Gather, from the data below, each line in which the word "this" occurs.
══════════════════════════════
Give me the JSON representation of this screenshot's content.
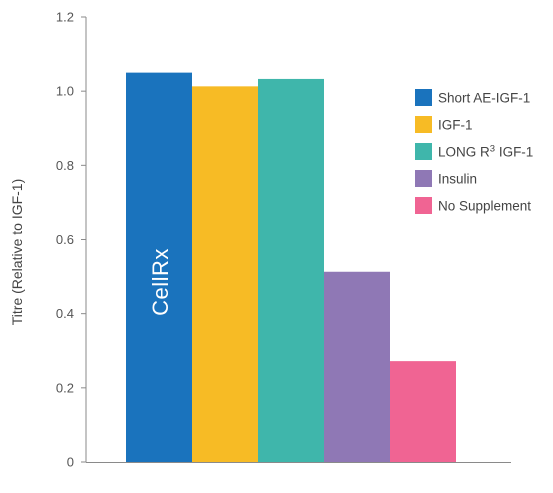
{
  "chart_data": {
    "type": "bar",
    "categories": [
      "Short AE-IGF-1",
      "IGF-1",
      "LONG R3 IGF-1",
      "Insulin",
      "No Supplement"
    ],
    "values": [
      1.05,
      1.013,
      1.033,
      0.513,
      0.272
    ],
    "colors": [
      "#1a73bd",
      "#f7bb25",
      "#3fb6ab",
      "#8f78b5",
      "#f06493"
    ],
    "ylabel": "Titre (Relative to IGF-1)",
    "xlabel": "",
    "ylim": [
      0,
      1.2
    ],
    "yticks": [
      "0",
      "0.2",
      "0.4",
      "0.6",
      "0.8",
      "1.0",
      "1.2"
    ],
    "grid": false,
    "legend": {
      "placement": "right",
      "entries": [
        {
          "label": "Short AE-IGF-1"
        },
        {
          "label": "IGF-1"
        },
        {
          "label": "LONG R",
          "sup": "3",
          "suffix": " IGF-1"
        },
        {
          "label": "Insulin"
        },
        {
          "label": "No Supplement"
        }
      ]
    },
    "watermark": "CellRx"
  }
}
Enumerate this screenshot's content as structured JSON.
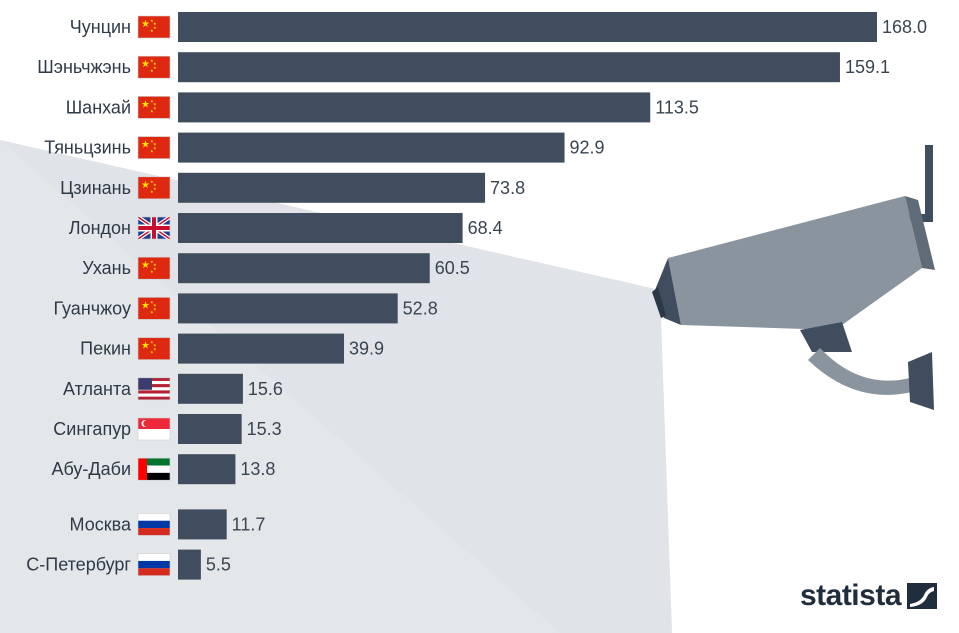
{
  "brand": {
    "name": "statista"
  },
  "colors": {
    "bar": "#3f4d5e",
    "text": "#2f3a47",
    "light_beam": "#e3e6e9",
    "camera": "#8a949e",
    "camera_dark": "#3f4d5e"
  },
  "chart_data": {
    "type": "bar",
    "orientation": "horizontal",
    "title": "",
    "xlabel": "",
    "ylabel": "",
    "xlim": [
      0,
      168
    ],
    "grid": false,
    "legend": "none",
    "categories": [
      "Чунцин",
      "Шэньчжэнь",
      "Шанхай",
      "Тяньцзинь",
      "Цзинань",
      "Лондон",
      "Ухань",
      "Гуанчжоу",
      "Пекин",
      "Атланта",
      "Сингапур",
      "Абу-Даби",
      "Москва",
      "С-Петербург"
    ],
    "values": [
      168.0,
      159.1,
      113.5,
      92.9,
      73.8,
      68.4,
      60.5,
      52.8,
      39.9,
      15.6,
      15.3,
      13.8,
      11.7,
      5.5
    ],
    "value_labels": [
      "168.0",
      "159.1",
      "113.5",
      "92.9",
      "73.8",
      "68.4",
      "60.5",
      "52.8",
      "39.9",
      "15.6",
      "15.3",
      "13.8",
      "11.7",
      "5.5"
    ],
    "flags": [
      "cn",
      "cn",
      "cn",
      "cn",
      "cn",
      "gb",
      "cn",
      "cn",
      "cn",
      "us",
      "sg",
      "ae",
      "ru",
      "ru"
    ],
    "group_gap_before_index": 12
  }
}
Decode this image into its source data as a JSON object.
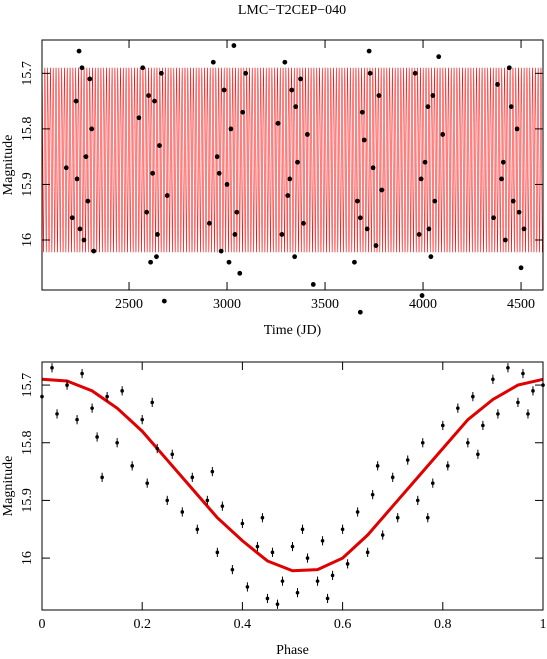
{
  "title": "LMC−T2CEP−040",
  "chart_data": [
    {
      "type": "scatter",
      "x_label": "Time (JD)",
      "y_label": "Magnitude",
      "xlim": [
        2056,
        4612
      ],
      "ylim": [
        16.09,
        15.64
      ],
      "xticks": [
        2500,
        3000,
        3500,
        4000,
        4500
      ],
      "yticks": [
        15.7,
        15.8,
        15.9,
        16
      ],
      "color": "#000000",
      "band": {
        "period": 14.3,
        "color": "#ff0000"
      },
      "x": [
        2180,
        2210,
        2230,
        2245,
        2260,
        2270,
        2280,
        2290,
        2300,
        2310,
        2320,
        2250,
        2235,
        2550,
        2570,
        2590,
        2610,
        2620,
        2630,
        2645,
        2655,
        2665,
        2680,
        2695,
        2600,
        2640,
        2910,
        2930,
        2950,
        2970,
        2985,
        3000,
        3010,
        3020,
        3035,
        3050,
        3065,
        3080,
        3095,
        2960,
        3040,
        3260,
        3280,
        3295,
        3310,
        3330,
        3345,
        3360,
        3375,
        3390,
        3410,
        3320,
        3350,
        3440,
        3650,
        3665,
        3680,
        3700,
        3715,
        3730,
        3745,
        3760,
        3775,
        3790,
        3690,
        3725,
        3680,
        3960,
        3980,
        3995,
        4010,
        4025,
        4040,
        4060,
        4080,
        4100,
        3990,
        4030,
        4050,
        4360,
        4380,
        4400,
        4420,
        4440,
        4460,
        4480,
        4500,
        4515,
        4410,
        4450,
        4490
      ],
      "values": [
        15.87,
        15.96,
        15.75,
        15.66,
        15.69,
        16.0,
        15.85,
        15.93,
        15.71,
        15.8,
        16.02,
        15.98,
        15.89,
        15.78,
        15.69,
        15.95,
        16.04,
        15.88,
        15.75,
        15.99,
        15.83,
        15.7,
        16.11,
        15.92,
        15.74,
        16.03,
        15.97,
        15.68,
        15.85,
        16.02,
        15.73,
        15.9,
        16.04,
        15.8,
        15.65,
        15.95,
        16.06,
        15.77,
        15.7,
        15.88,
        15.99,
        15.79,
        15.99,
        15.68,
        15.92,
        15.73,
        16.03,
        15.86,
        15.71,
        15.97,
        15.81,
        15.89,
        15.76,
        16.08,
        16.04,
        15.93,
        16.13,
        15.82,
        15.98,
        15.7,
        15.87,
        16.01,
        15.74,
        15.91,
        15.77,
        15.66,
        15.96,
        15.7,
        15.99,
        16.1,
        15.86,
        15.76,
        16.03,
        15.93,
        15.67,
        15.81,
        15.89,
        15.98,
        15.74,
        15.96,
        15.72,
        15.89,
        16.0,
        15.69,
        15.93,
        15.8,
        16.05,
        15.98,
        15.86,
        15.76,
        15.95
      ]
    },
    {
      "type": "scatter",
      "x_label": "Phase",
      "y_label": "Magnitude",
      "xlim": [
        0,
        1
      ],
      "ylim": [
        16.09,
        15.66
      ],
      "xticks": [
        0,
        0.2,
        0.4,
        0.6,
        0.8,
        1
      ],
      "yticks": [
        15.7,
        15.8,
        15.9,
        16
      ],
      "color": "#000000",
      "error": 0.008,
      "x": [
        0.0,
        0.02,
        0.03,
        0.05,
        0.07,
        0.08,
        0.1,
        0.11,
        0.13,
        0.15,
        0.16,
        0.18,
        0.2,
        0.21,
        0.23,
        0.25,
        0.26,
        0.28,
        0.3,
        0.31,
        0.33,
        0.35,
        0.36,
        0.38,
        0.4,
        0.41,
        0.43,
        0.45,
        0.46,
        0.48,
        0.5,
        0.51,
        0.53,
        0.55,
        0.56,
        0.58,
        0.6,
        0.61,
        0.63,
        0.65,
        0.66,
        0.68,
        0.7,
        0.71,
        0.73,
        0.75,
        0.76,
        0.78,
        0.8,
        0.81,
        0.83,
        0.85,
        0.86,
        0.88,
        0.9,
        0.91,
        0.93,
        0.95,
        0.96,
        0.98,
        1.0,
        0.12,
        0.22,
        0.34,
        0.44,
        0.47,
        0.52,
        0.57,
        0.67,
        0.77,
        0.87,
        0.97
      ],
      "values": [
        15.72,
        15.67,
        15.75,
        15.7,
        15.76,
        15.68,
        15.74,
        15.79,
        15.72,
        15.8,
        15.71,
        15.84,
        15.76,
        15.87,
        15.81,
        15.9,
        15.82,
        15.92,
        15.86,
        15.95,
        15.9,
        15.99,
        15.91,
        16.02,
        15.94,
        16.05,
        15.98,
        16.07,
        15.99,
        16.04,
        15.98,
        16.06,
        16.0,
        16.04,
        15.97,
        16.03,
        15.95,
        16.01,
        15.92,
        15.99,
        15.89,
        15.96,
        15.86,
        15.93,
        15.83,
        15.9,
        15.8,
        15.87,
        15.77,
        15.84,
        15.74,
        15.8,
        15.72,
        15.77,
        15.69,
        15.75,
        15.67,
        15.73,
        15.68,
        15.71,
        15.7,
        15.86,
        15.73,
        15.85,
        15.93,
        16.08,
        15.95,
        16.07,
        15.84,
        15.93,
        15.82,
        15.75
      ],
      "curve": {
        "color": "#e00000",
        "x": [
          0,
          0.05,
          0.1,
          0.15,
          0.2,
          0.25,
          0.3,
          0.35,
          0.4,
          0.45,
          0.5,
          0.55,
          0.6,
          0.65,
          0.7,
          0.75,
          0.8,
          0.85,
          0.9,
          0.95,
          1
        ],
        "y": [
          15.69,
          15.693,
          15.71,
          15.74,
          15.78,
          15.83,
          15.88,
          15.93,
          15.97,
          16.005,
          16.022,
          16.02,
          16.0,
          15.96,
          15.91,
          15.86,
          15.81,
          15.76,
          15.725,
          15.7,
          15.69
        ]
      }
    }
  ]
}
══════════════════════════════
→ TASK RESPONSE
Give me the JSON representation of this screenshot's content.
Enumerate this screenshot's content as structured JSON.
Decode this image into its source data as a JSON object.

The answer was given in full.